Aim
Copy every entry word for word, but skip the pictures.

## Begin

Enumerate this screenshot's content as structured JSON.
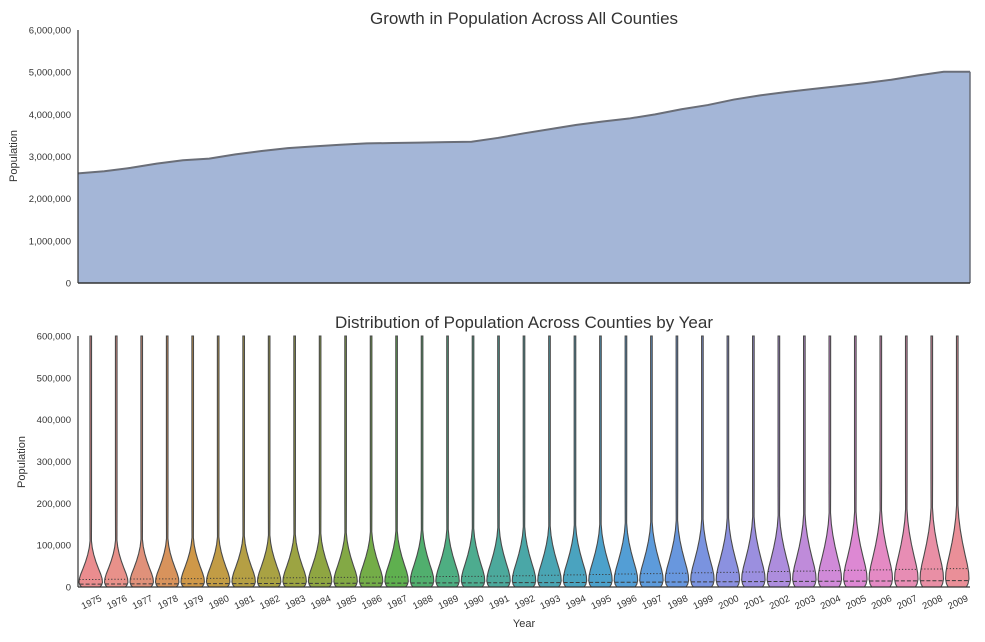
{
  "chart_data": [
    {
      "type": "area",
      "title": "Growth in Population Across All Counties",
      "xlabel": "",
      "ylabel": "Population",
      "ylim": [
        0,
        6000000
      ],
      "yticks": [
        0,
        1000000,
        2000000,
        3000000,
        4000000,
        5000000,
        6000000
      ],
      "ytick_labels": [
        "0",
        "1,000,000",
        "2,000,000",
        "3,000,000",
        "4,000,000",
        "5,000,000",
        "6,000,000"
      ],
      "x": [
        1975,
        1976,
        1977,
        1978,
        1979,
        1980,
        1981,
        1982,
        1983,
        1984,
        1985,
        1986,
        1987,
        1988,
        1989,
        1990,
        1991,
        1992,
        1993,
        1994,
        1995,
        1996,
        1997,
        1998,
        1999,
        2000,
        2001,
        2002,
        2003,
        2004,
        2005,
        2006,
        2007,
        2008,
        2009
      ],
      "values": [
        2600000,
        2650000,
        2730000,
        2830000,
        2910000,
        2950000,
        3050000,
        3130000,
        3200000,
        3240000,
        3280000,
        3310000,
        3320000,
        3330000,
        3340000,
        3350000,
        3440000,
        3550000,
        3650000,
        3750000,
        3830000,
        3900000,
        4000000,
        4120000,
        4220000,
        4350000,
        4450000,
        4530000,
        4600000,
        4670000,
        4740000,
        4820000,
        4920000,
        5010000,
        5010000
      ],
      "fill_color": "#a4b6d7",
      "line_color": "#6a6e78",
      "grid": false,
      "legend": "none"
    },
    {
      "type": "violin",
      "title": "Distribution of Population Across Counties by Year",
      "xlabel": "Year",
      "ylabel": "Population",
      "ylim": [
        0,
        600000
      ],
      "yticks": [
        0,
        100000,
        200000,
        300000,
        400000,
        500000,
        600000
      ],
      "ytick_labels": [
        "0",
        "100,000",
        "200,000",
        "300,000",
        "400,000",
        "500,000",
        "600,000"
      ],
      "categories": [
        "1975",
        "1976",
        "1977",
        "1978",
        "1979",
        "1980",
        "1981",
        "1982",
        "1983",
        "1984",
        "1985",
        "1986",
        "1987",
        "1988",
        "1989",
        "1990",
        "1991",
        "1992",
        "1993",
        "1994",
        "1995",
        "1996",
        "1997",
        "1998",
        "1999",
        "2000",
        "2001",
        "2002",
        "2003",
        "2004",
        "2005",
        "2006",
        "2007",
        "2008",
        "2009"
      ],
      "max_values": [
        600000,
        600000,
        600000,
        600000,
        600000,
        600000,
        600000,
        600000,
        600000,
        600000,
        600000,
        600000,
        600000,
        600000,
        600000,
        600000,
        600000,
        600000,
        600000,
        600000,
        600000,
        600000,
        600000,
        600000,
        600000,
        600000,
        600000,
        600000,
        600000,
        600000,
        600000,
        600000,
        600000,
        600000,
        600000
      ],
      "median_values": [
        7000,
        7200,
        7400,
        7600,
        7800,
        8000,
        8200,
        8400,
        8600,
        8800,
        9000,
        9200,
        9400,
        9600,
        9800,
        10000,
        10200,
        10400,
        10600,
        10800,
        11000,
        11300,
        11600,
        11900,
        12200,
        12500,
        12800,
        13100,
        13400,
        13700,
        14000,
        14300,
        14600,
        14900,
        15200
      ],
      "q3_values": [
        18000,
        18500,
        19000,
        19500,
        20000,
        20500,
        21000,
        21500,
        22000,
        22500,
        23000,
        23500,
        24000,
        24500,
        25000,
        25500,
        26000,
        27000,
        28000,
        29000,
        30000,
        31000,
        32000,
        33000,
        34000,
        35000,
        36000,
        37000,
        38000,
        39000,
        40000,
        41000,
        42000,
        43000,
        44000
      ],
      "body_top_values": [
        110000,
        112000,
        114000,
        116000,
        118000,
        120000,
        122000,
        124000,
        126000,
        128000,
        130000,
        132000,
        134000,
        136000,
        138000,
        140000,
        142000,
        144000,
        146000,
        148000,
        150000,
        153000,
        156000,
        159000,
        162000,
        165000,
        168000,
        171000,
        174000,
        177000,
        180000,
        183000,
        186000,
        190000,
        195000
      ],
      "colors": [
        "#ea8d8f",
        "#e8918a",
        "#e0917a",
        "#d8935c",
        "#cf9848",
        "#c29c45",
        "#b59f44",
        "#a9a243",
        "#9ca442",
        "#8fa642",
        "#83a945",
        "#74ad48",
        "#5fb04f",
        "#51af6e",
        "#4eae82",
        "#4dac8f",
        "#4ca99c",
        "#4aa7a7",
        "#4aa5b3",
        "#4aa3bf",
        "#4ca1cb",
        "#539ed5",
        "#5d9bdb",
        "#6897de",
        "#7a93df",
        "#8b91e0",
        "#9b8fdf",
        "#ad8ddd",
        "#bf8bda",
        "#d08ad8",
        "#dd88d3",
        "#e48ac4",
        "#e78db4",
        "#e98fa5",
        "#ea8f98"
      ],
      "grid": false,
      "legend": "none"
    }
  ]
}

## End

Full response
Enumerate this screenshot's content as structured JSON.
{
  "chart_data": [
    {
      "type": "area",
      "title": "Growth in Population Across All Counties",
      "xlabel": "",
      "ylabel": "Population",
      "ylim": [
        0,
        6000000
      ],
      "yticks": [
        0,
        1000000,
        2000000,
        3000000,
        4000000,
        5000000,
        6000000
      ],
      "ytick_labels": [
        "0",
        "1,000,000",
        "2,000,000",
        "3,000,000",
        "4,000,000",
        "5,000,000",
        "6,000,000"
      ],
      "x": [
        1975,
        1976,
        1977,
        1978,
        1979,
        1980,
        1981,
        1982,
        1983,
        1984,
        1985,
        1986,
        1987,
        1988,
        1989,
        1990,
        1991,
        1992,
        1993,
        1994,
        1995,
        1996,
        1997,
        1998,
        1999,
        2000,
        2001,
        2002,
        2003,
        2004,
        2005,
        2006,
        2007,
        2008,
        2009
      ],
      "values": [
        2600000,
        2650000,
        2730000,
        2830000,
        2910000,
        2950000,
        3050000,
        3130000,
        3200000,
        3240000,
        3280000,
        3310000,
        3320000,
        3330000,
        3340000,
        3350000,
        3440000,
        3550000,
        3650000,
        3750000,
        3830000,
        3900000,
        4000000,
        4120000,
        4220000,
        4350000,
        4450000,
        4530000,
        4600000,
        4670000,
        4740000,
        4820000,
        4920000,
        5010000,
        5010000
      ],
      "fill_color": "#a4b6d7",
      "line_color": "#6a6e78",
      "grid": false,
      "legend": "none"
    },
    {
      "type": "violin",
      "title": "Distribution of Population Across Counties by Year",
      "xlabel": "Year",
      "ylabel": "Population",
      "ylim": [
        0,
        600000
      ],
      "yticks": [
        0,
        100000,
        200000,
        300000,
        400000,
        500000,
        600000
      ],
      "ytick_labels": [
        "0",
        "100,000",
        "200,000",
        "300,000",
        "400,000",
        "500,000",
        "600,000"
      ],
      "categories": [
        "1975",
        "1976",
        "1977",
        "1978",
        "1979",
        "1980",
        "1981",
        "1982",
        "1983",
        "1984",
        "1985",
        "1986",
        "1987",
        "1988",
        "1989",
        "1990",
        "1991",
        "1992",
        "1993",
        "1994",
        "1995",
        "1996",
        "1997",
        "1998",
        "1999",
        "2000",
        "2001",
        "2002",
        "2003",
        "2004",
        "2005",
        "2006",
        "2007",
        "2008",
        "2009"
      ],
      "max_values": [
        600000,
        600000,
        600000,
        600000,
        600000,
        600000,
        600000,
        600000,
        600000,
        600000,
        600000,
        600000,
        600000,
        600000,
        600000,
        600000,
        600000,
        600000,
        600000,
        600000,
        600000,
        600000,
        600000,
        600000,
        600000,
        600000,
        600000,
        600000,
        600000,
        600000,
        600000,
        600000,
        600000,
        600000,
        600000
      ],
      "median_values": [
        7000,
        7200,
        7400,
        7600,
        7800,
        8000,
        8200,
        8400,
        8600,
        8800,
        9000,
        9200,
        9400,
        9600,
        9800,
        10000,
        10200,
        10400,
        10600,
        10800,
        11000,
        11300,
        11600,
        11900,
        12200,
        12500,
        12800,
        13100,
        13400,
        13700,
        14000,
        14300,
        14600,
        14900,
        15200
      ],
      "q3_values": [
        18000,
        18500,
        19000,
        19500,
        20000,
        20500,
        21000,
        21500,
        22000,
        22500,
        23000,
        23500,
        24000,
        24500,
        25000,
        25500,
        26000,
        27000,
        28000,
        29000,
        30000,
        31000,
        32000,
        33000,
        34000,
        35000,
        36000,
        37000,
        38000,
        39000,
        40000,
        41000,
        42000,
        43000,
        44000
      ],
      "body_top_values": [
        110000,
        112000,
        114000,
        116000,
        118000,
        120000,
        122000,
        124000,
        126000,
        128000,
        130000,
        132000,
        134000,
        136000,
        138000,
        140000,
        142000,
        144000,
        146000,
        148000,
        150000,
        153000,
        156000,
        159000,
        162000,
        165000,
        168000,
        171000,
        174000,
        177000,
        180000,
        183000,
        186000,
        190000,
        195000
      ],
      "colors": [
        "#ea8d8f",
        "#e8918a",
        "#e0917a",
        "#d8935c",
        "#cf9848",
        "#c29c45",
        "#b59f44",
        "#a9a243",
        "#9ca442",
        "#8fa642",
        "#83a945",
        "#74ad48",
        "#5fb04f",
        "#51af6e",
        "#4eae82",
        "#4dac8f",
        "#4ca99c",
        "#4aa7a7",
        "#4aa5b3",
        "#4aa3bf",
        "#4ca1cb",
        "#539ed5",
        "#5d9bdb",
        "#6897de",
        "#7a93df",
        "#8b91e0",
        "#9b8fdf",
        "#ad8ddd",
        "#bf8bda",
        "#d08ad8",
        "#dd88d3",
        "#e48ac4",
        "#e78db4",
        "#e98fa5",
        "#ea8f98"
      ],
      "grid": false,
      "legend": "none"
    }
  ]
}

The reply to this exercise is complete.